§ Information shown:
=======

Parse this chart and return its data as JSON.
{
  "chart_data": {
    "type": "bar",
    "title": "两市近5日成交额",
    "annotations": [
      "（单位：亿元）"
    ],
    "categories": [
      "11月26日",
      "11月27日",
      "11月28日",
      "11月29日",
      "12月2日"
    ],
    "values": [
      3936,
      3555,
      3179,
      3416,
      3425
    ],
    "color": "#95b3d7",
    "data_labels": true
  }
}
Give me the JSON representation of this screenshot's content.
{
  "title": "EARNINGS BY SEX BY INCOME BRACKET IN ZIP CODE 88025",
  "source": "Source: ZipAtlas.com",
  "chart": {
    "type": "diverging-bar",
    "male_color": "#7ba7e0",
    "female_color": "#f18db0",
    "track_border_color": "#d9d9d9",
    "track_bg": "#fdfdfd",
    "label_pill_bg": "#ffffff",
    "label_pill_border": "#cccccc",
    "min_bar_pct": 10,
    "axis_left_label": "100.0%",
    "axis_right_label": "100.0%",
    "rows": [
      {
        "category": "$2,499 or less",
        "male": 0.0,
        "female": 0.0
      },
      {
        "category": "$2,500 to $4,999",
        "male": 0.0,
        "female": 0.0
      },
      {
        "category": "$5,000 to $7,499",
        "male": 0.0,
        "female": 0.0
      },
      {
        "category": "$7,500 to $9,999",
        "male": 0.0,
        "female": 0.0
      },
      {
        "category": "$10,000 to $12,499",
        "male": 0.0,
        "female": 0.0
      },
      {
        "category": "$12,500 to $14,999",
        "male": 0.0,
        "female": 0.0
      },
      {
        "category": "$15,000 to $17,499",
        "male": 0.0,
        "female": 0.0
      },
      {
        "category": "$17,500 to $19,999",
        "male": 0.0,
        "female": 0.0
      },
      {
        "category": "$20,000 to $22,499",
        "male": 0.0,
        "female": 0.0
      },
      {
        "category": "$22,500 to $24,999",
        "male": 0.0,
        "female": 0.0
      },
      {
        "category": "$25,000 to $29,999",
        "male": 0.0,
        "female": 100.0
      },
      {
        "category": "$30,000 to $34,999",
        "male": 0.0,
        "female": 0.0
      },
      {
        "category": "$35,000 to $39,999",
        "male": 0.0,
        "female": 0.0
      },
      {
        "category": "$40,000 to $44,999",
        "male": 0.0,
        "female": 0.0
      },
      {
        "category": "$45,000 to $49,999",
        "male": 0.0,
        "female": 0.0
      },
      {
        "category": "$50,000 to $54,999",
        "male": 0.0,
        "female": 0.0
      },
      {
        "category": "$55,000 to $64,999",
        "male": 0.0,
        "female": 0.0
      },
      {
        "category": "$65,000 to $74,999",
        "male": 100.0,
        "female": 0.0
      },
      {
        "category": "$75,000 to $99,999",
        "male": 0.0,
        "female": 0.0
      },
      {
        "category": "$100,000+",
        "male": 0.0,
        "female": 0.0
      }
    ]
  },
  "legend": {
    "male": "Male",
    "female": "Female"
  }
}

=======

§ Goal:
Nothing in the listing may be changed; retype it all exactly.

§ Output below:
Parse this chart and return its data as JSON.
{
  "chart_data": {
    "type": "bar",
    "title": "两市近5日成交额",
    "annotations": [
      "（单位：亿元）"
    ],
    "categories": [
      "11月26日",
      "11月27日",
      "11月28日",
      "11月29日",
      "12月2日"
    ],
    "values": [
      3936,
      3555,
      3179,
      3416,
      3425
    ],
    "color": "#95b3d7",
    "data_labels": true
  }
}
Give me the JSON representation of this screenshot's content.
{
  "title": "EARNINGS BY SEX BY INCOME BRACKET IN ZIP CODE 88025",
  "source": "Source: ZipAtlas.com",
  "chart": {
    "type": "diverging-bar",
    "male_color": "#7ba7e0",
    "female_color": "#f18db0",
    "track_border_color": "#d9d9d9",
    "track_bg": "#fdfdfd",
    "label_pill_bg": "#ffffff",
    "label_pill_border": "#cccccc",
    "min_bar_pct": 10,
    "axis_left_label": "100.0%",
    "axis_right_label": "100.0%",
    "rows": [
      {
        "category": "$2,499 or less",
        "male": 0.0,
        "female": 0.0
      },
      {
        "category": "$2,500 to $4,999",
        "male": 0.0,
        "female": 0.0
      },
      {
        "category": "$5,000 to $7,499",
        "male": 0.0,
        "female": 0.0
      },
      {
        "category": "$7,500 to $9,999",
        "male": 0.0,
        "female": 0.0
      },
      {
        "category": "$10,000 to $12,499",
        "male": 0.0,
        "female": 0.0
      },
      {
        "category": "$12,500 to $14,999",
        "male": 0.0,
        "female": 0.0
      },
      {
        "category": "$15,000 to $17,499",
        "male": 0.0,
        "female": 0.0
      },
      {
        "category": "$17,500 to $19,999",
        "male": 0.0,
        "female": 0.0
      },
      {
        "category": "$20,000 to $22,499",
        "male": 0.0,
        "female": 0.0
      },
      {
        "category": "$22,500 to $24,999",
        "male": 0.0,
        "female": 0.0
      },
      {
        "category": "$25,000 to $29,999",
        "male": 0.0,
        "female": 100.0
      },
      {
        "category": "$30,000 to $34,999",
        "male": 0.0,
        "female": 0.0
      },
      {
        "category": "$35,000 to $39,999",
        "male": 0.0,
        "female": 0.0
      },
      {
        "category": "$40,000 to $44,999",
        "male": 0.0,
        "female": 0.0
      },
      {
        "category": "$45,000 to $49,999",
        "male": 0.0,
        "female": 0.0
      },
      {
        "category": "$50,000 to $54,999",
        "male": 0.0,
        "female": 0.0
      },
      {
        "category": "$55,000 to $64,999",
        "male": 0.0,
        "female": 0.0
      },
      {
        "category": "$65,000 to $74,999",
        "male": 100.0,
        "female": 0.0
      },
      {
        "category": "$75,000 to $99,999",
        "male": 0.0,
        "female": 0.0
      },
      {
        "category": "$100,000+",
        "male": 0.0,
        "female": 0.0
      }
    ]
  },
  "legend": {
    "male": "Male",
    "female": "Female"
  }
}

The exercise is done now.